> [TASK INSTRUCTIONS]
Gather from the material every line that contains the string "JSON".

* Start *

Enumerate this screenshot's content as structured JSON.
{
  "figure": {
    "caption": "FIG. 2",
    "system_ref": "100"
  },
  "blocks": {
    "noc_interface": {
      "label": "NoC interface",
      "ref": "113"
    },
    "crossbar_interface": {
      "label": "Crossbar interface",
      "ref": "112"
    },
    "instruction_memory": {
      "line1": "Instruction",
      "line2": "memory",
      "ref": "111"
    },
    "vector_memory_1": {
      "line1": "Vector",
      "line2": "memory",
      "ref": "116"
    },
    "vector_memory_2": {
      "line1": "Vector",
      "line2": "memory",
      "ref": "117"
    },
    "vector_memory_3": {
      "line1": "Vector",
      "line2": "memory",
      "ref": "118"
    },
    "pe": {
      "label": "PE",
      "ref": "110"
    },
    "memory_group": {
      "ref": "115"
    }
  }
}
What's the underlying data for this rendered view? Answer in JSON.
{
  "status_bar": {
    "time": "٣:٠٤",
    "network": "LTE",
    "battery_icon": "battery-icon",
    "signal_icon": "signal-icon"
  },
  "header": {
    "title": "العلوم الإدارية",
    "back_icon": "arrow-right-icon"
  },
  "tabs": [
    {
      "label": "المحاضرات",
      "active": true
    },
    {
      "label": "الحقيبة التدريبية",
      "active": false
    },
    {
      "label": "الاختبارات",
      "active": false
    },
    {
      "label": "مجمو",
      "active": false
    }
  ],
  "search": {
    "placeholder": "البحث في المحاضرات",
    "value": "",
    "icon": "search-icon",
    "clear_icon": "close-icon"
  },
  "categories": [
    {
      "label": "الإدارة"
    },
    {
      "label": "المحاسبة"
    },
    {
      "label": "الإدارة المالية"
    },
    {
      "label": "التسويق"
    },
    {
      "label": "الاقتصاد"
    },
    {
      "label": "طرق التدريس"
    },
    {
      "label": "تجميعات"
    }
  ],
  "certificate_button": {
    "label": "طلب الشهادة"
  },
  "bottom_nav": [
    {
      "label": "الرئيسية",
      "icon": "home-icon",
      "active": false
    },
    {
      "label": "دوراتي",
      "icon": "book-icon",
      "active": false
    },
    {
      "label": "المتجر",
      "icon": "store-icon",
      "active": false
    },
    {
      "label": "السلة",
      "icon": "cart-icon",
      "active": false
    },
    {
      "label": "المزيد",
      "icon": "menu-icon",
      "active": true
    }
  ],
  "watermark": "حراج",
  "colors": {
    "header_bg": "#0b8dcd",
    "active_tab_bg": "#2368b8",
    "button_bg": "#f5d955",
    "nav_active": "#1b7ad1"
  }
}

* End *

> [RESPONSE TO THE TASK]
Enumerate this screenshot's content as structured JSON.
What's the underlying data for this rendered view? Answer in JSON.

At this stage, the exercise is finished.